Il fut décidé que M. Michaut serait prié de soumettre à la commission un devis approximatif des dépenses qui devraient lui être remboursées; puis, M. le président mit aux voix l'emplacement. Douze points de la ville étaient proposés: 1º l'axe de la rue des Réservoirs et de la rue de la Paroisse, 2º l'axe des boulevards de la Reine et du Roi, 3º l'axe du boulevard de la Reine et de la rue Duplessis, 4º la demi-lune qui devait exister prochainement sur le boulevard de la Reine à la prolongation de la rue de l'abbé de l'Épée, 5º le marché Notre-Dame, 6º le carrefour de Montreuil, 7º le carrefour Charost, 8º la place des Tribunaux, 9º l'ancien hémicycle de l'avenue de la Mairie, 10º la rampe qui prolonge l'avenue de Sceaux, 11º la place Saint-Louis, 12º le Marché-Neuf.
Deux seuls de ces emplacements réunirent les suffrages de la commission: la place Saint-Louis et la place des Tribunaux. Il fut arrêté qu'un extrait du procès-verbal (relativement à ce qui concernait l'emplacement désigné) serait soumis à M. le maire, afin d'obtenir l'autorisation du conseil municipal.
Il fut nommé un comité de trois membres, destiné uniquement à suivre l'exécution de la statue, sous le titre de jury de surveillance, et on l'autorisa à s'adjoindre telles personnes qu'il jugerait capables de l'aider à éclairer la commission, et qu'il serait libre de choisir, soit dans le sein de la commission, soit en dehors.
Puis on s'occupa de divers projets relatifs à la souscription et au mode de publicité, et l'on procéda à l'examen des ressources pécuniaires dont on pourrait disposer pour les dépenses d'impression et d'envoi.
Dans le but de stimuler l'élan du public, il fut arrêté que l'avis suivant serait inséré à la fin du prospectus:
«La commission publiera successivement, de deux mois en deux mois, la liste des souscripteurs.»

# DONNÉES:

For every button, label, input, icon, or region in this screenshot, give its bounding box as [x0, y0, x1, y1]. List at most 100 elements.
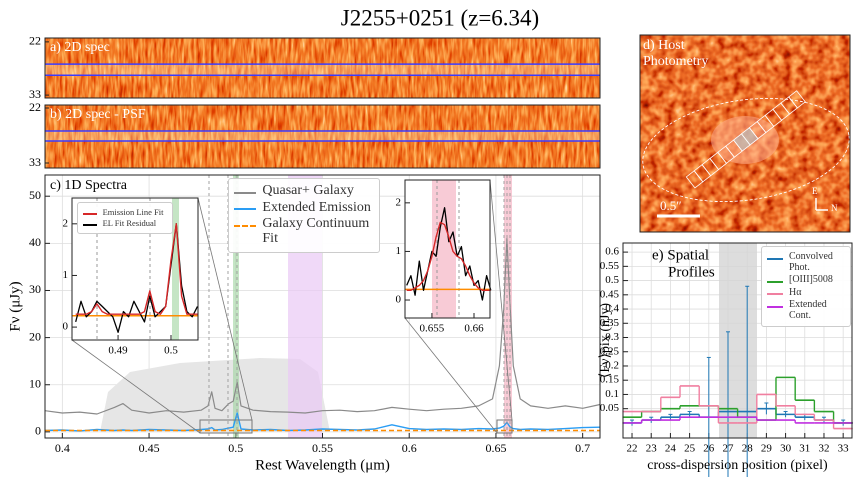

# TÂCHES À RÉALISER:
a: Reproduisez fidèlement le passage du texte sur la commission de la statue qui commence par « Il fut nommé » et se poursuit jusqu'à « soit en dehors. ».
b: Poursuivez le texte sur la commission de la statue après sa dernière phrase.

# RÉPONSES FINALES:
a:
Il fut nommé un comité de trois membres, destiné uniquement à suivre l'exécution de la statue, sous le titre de jury de surveillance, et on l'autorisa à s'adjoindre telles personnes qu'il jugerait capables de l'aider à éclairer la commission, et qu'il serait libre de choisir, soit dans le sein de la commission, soit en dehors.

b:
Mort du président de la commission, M. le marquis de Sémonville.—M. le baron de Fresquienne élu à sa place.—Demande d'autorisation au Ministre de l'instruction publique pour élever la statue sur l'axe de la grille de clôture du jardin de l'École normale.—Réponse favorable.—M. Michaut s'engage à ce que les frais de la statue ne dépassent pas dix mille francs, et demande à en commencer le modèle en argile plastique.—M. l'architecte Petit invité à dresser un devis estimatif des dépenses du piédestal et des grilles.—Autorisation du conseil municipal, émettant toutefois le vœu qu'on choisisse un emplacement plus convenable.—Projet d'une médaille en bronze, destinée à chaque souscripteur.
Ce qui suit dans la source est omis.